━━━━━ Data shown ━━━━━
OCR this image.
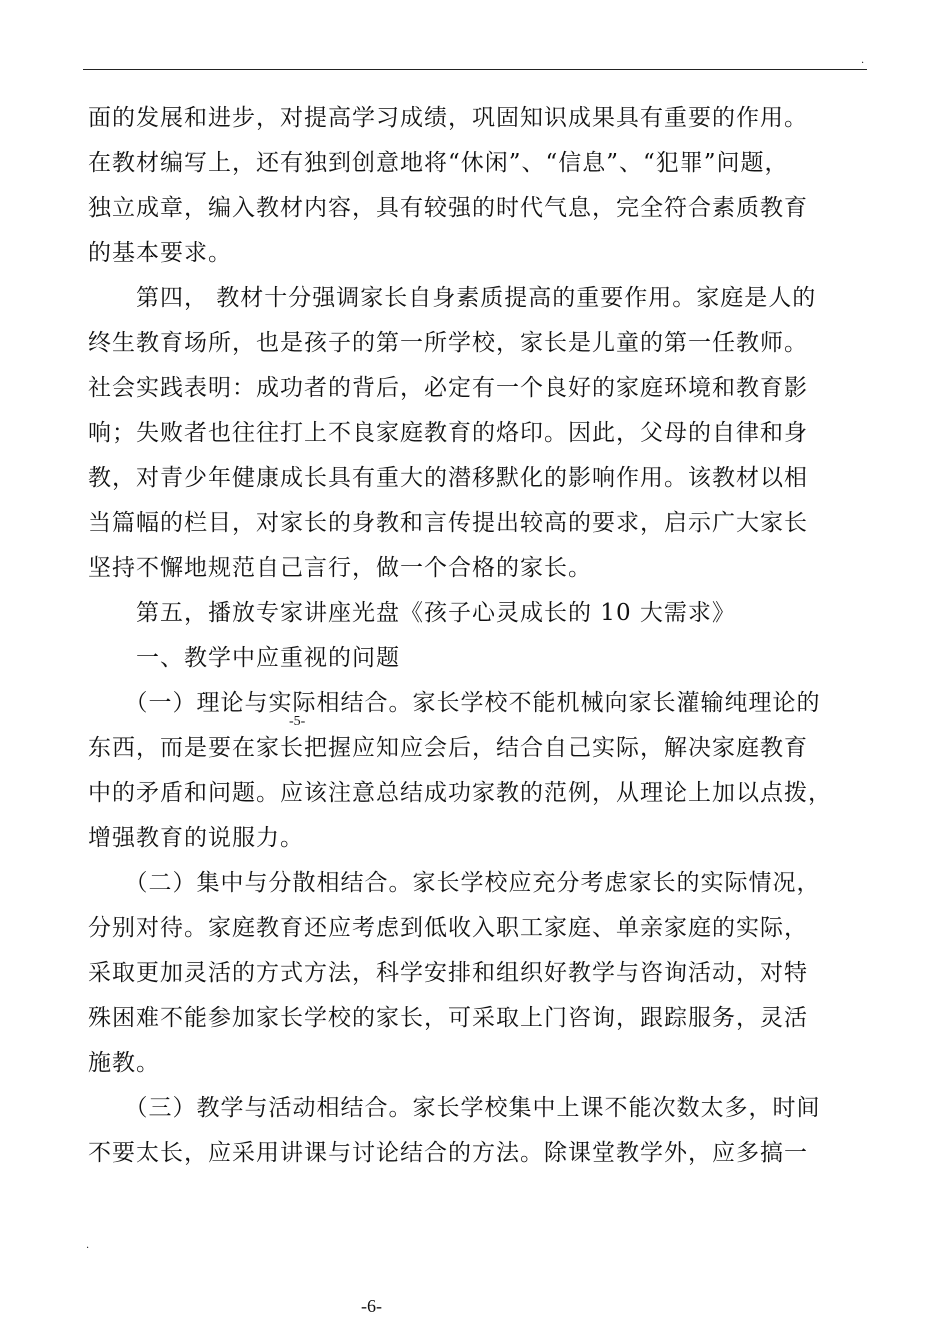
.
面的发展和进步，对提高学习成绩，巩固知识成果具有重要的作用。
在教材编写上，还有独到创意地将“休闲”、“信息”、“犯罪”问题，
独立成章，编入教材内容，具有较强的时代气息，完全符合素质教育
的基本要求。
　　第四， 教材十分强调家长自身素质提高的重要作用。家庭是人的
终生教育场所，也是孩子的第一所学校，家长是儿童的第一任教师。
社会实践表明：成功者的背后，必定有一个良好的家庭环境和教育影
响；失败者也往往打上不良家庭教育的烙印。因此，父母的自律和身
教，对青少年健康成长具有重大的潜移默化的影响作用。该教材以相
当篇幅的栏目，对家长的身教和言传提出较高的要求，启示广大家长
坚持不懈地规范自己言行，做一个合格的家长。
　　第五，播放专家讲座光盘《孩子心灵成长的 10 大需求》
　　一、教学中应重视的问题
　　（一）理论与实际相结合。家长学校不能机械向家长灌输纯理论的
东西，而是要在家长把握应知应会后，结合自己实际，解决家庭教育
中的矛盾和问题。应该注意总结成功家教的范例，从理论上加以点拨，
增强教育的说服力。
　　（二）集中与分散相结合。家长学校应充分考虑家长的实际情况，
分别对待。家庭教育还应考虑到低收入职工家庭、单亲家庭的实际，
采取更加灵活的方式方法，科学安排和组织好教学与咨询活动，对特
殊困难不能参加家长学校的家长，可采取上门咨询，跟踪服务，灵活
施教。
　　（三）教学与活动相结合。家长学校集中上课不能次数太多，时间
不要太长，应采用讲课与讨论结合的方法。除课堂教学外，应多搞一
-5-
.
-6-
━━━━━
• **Exercise instructions**
All the records above need to be given again word for word. Skip the pictures.

• **Task response**
OCR this image.
.
面的发展和进步，对提高学习成绩，巩固知识成果具有重要的作用。
在教材编写上，还有独到创意地将“休闲”、“信息”、“犯罪”问题，
独立成章，编入教材内容，具有较强的时代气息，完全符合素质教育
的基本要求。
　　第四， 教材十分强调家长自身素质提高的重要作用。家庭是人的
终生教育场所，也是孩子的第一所学校，家长是儿童的第一任教师。
社会实践表明：成功者的背后，必定有一个良好的家庭环境和教育影
响；失败者也往往打上不良家庭教育的烙印。因此，父母的自律和身
教，对青少年健康成长具有重大的潜移默化的影响作用。该教材以相
当篇幅的栏目，对家长的身教和言传提出较高的要求，启示广大家长
坚持不懈地规范自己言行，做一个合格的家长。
　　第五，播放专家讲座光盘《孩子心灵成长的 10 大需求》
　　一、教学中应重视的问题
　　（一）理论与实际相结合。家长学校不能机械向家长灌输纯理论的
东西，而是要在家长把握应知应会后，结合自己实际，解决家庭教育
中的矛盾和问题。应该注意总结成功家教的范例，从理论上加以点拨，
增强教育的说服力。
　　（二）集中与分散相结合。家长学校应充分考虑家长的实际情况，
分别对待。家庭教育还应考虑到低收入职工家庭、单亲家庭的实际，
采取更加灵活的方式方法，科学安排和组织好教学与咨询活动，对特
殊困难不能参加家长学校的家长，可采取上门咨询，跟踪服务，灵活
施教。
　　（三）教学与活动相结合。家长学校集中上课不能次数太多，时间
不要太长，应采用讲课与讨论结合的方法。除课堂教学外，应多搞一
-5-
.
-6-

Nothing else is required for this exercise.